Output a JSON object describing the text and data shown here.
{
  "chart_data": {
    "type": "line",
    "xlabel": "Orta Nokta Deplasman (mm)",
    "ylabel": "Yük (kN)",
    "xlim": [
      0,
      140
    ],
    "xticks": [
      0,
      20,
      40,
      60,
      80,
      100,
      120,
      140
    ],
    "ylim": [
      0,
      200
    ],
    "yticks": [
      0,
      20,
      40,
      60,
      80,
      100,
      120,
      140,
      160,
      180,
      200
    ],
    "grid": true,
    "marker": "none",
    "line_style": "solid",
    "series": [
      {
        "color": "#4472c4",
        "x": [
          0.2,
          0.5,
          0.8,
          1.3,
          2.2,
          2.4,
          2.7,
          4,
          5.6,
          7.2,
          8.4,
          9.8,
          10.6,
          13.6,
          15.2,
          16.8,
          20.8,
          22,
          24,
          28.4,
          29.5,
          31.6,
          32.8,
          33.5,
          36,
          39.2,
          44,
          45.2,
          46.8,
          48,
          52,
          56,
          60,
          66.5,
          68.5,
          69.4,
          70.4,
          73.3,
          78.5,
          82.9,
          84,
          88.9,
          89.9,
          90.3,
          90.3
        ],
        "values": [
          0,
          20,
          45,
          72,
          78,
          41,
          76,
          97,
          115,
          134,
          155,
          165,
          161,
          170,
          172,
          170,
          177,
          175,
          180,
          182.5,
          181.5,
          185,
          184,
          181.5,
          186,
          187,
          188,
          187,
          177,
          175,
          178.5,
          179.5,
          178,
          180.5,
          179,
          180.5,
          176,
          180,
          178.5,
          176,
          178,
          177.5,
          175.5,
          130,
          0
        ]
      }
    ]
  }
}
================
■ **CHALLENGE**: From the listing above, extract all records word for word.

■ **TASK RESULT**:
Output a JSON object describing the text and data shown here.
{
  "chart_data": {
    "type": "line",
    "xlabel": "Orta Nokta Deplasman (mm)",
    "ylabel": "Yük (kN)",
    "xlim": [
      0,
      140
    ],
    "xticks": [
      0,
      20,
      40,
      60,
      80,
      100,
      120,
      140
    ],
    "ylim": [
      0,
      200
    ],
    "yticks": [
      0,
      20,
      40,
      60,
      80,
      100,
      120,
      140,
      160,
      180,
      200
    ],
    "grid": true,
    "marker": "none",
    "line_style": "solid",
    "series": [
      {
        "color": "#4472c4",
        "x": [
          0.2,
          0.5,
          0.8,
          1.3,
          2.2,
          2.4,
          2.7,
          4,
          5.6,
          7.2,
          8.4,
          9.8,
          10.6,
          13.6,
          15.2,
          16.8,
          20.8,
          22,
          24,
          28.4,
          29.5,
          31.6,
          32.8,
          33.5,
          36,
          39.2,
          44,
          45.2,
          46.8,
          48,
          52,
          56,
          60,
          66.5,
          68.5,
          69.4,
          70.4,
          73.3,
          78.5,
          82.9,
          84,
          88.9,
          89.9,
          90.3,
          90.3
        ],
        "values": [
          0,
          20,
          45,
          72,
          78,
          41,
          76,
          97,
          115,
          134,
          155,
          165,
          161,
          170,
          172,
          170,
          177,
          175,
          180,
          182.5,
          181.5,
          185,
          184,
          181.5,
          186,
          187,
          188,
          187,
          177,
          175,
          178.5,
          179.5,
          178,
          180.5,
          179,
          180.5,
          176,
          180,
          178.5,
          176,
          178,
          177.5,
          175.5,
          130,
          0
        ]
      }
    ]
  }
}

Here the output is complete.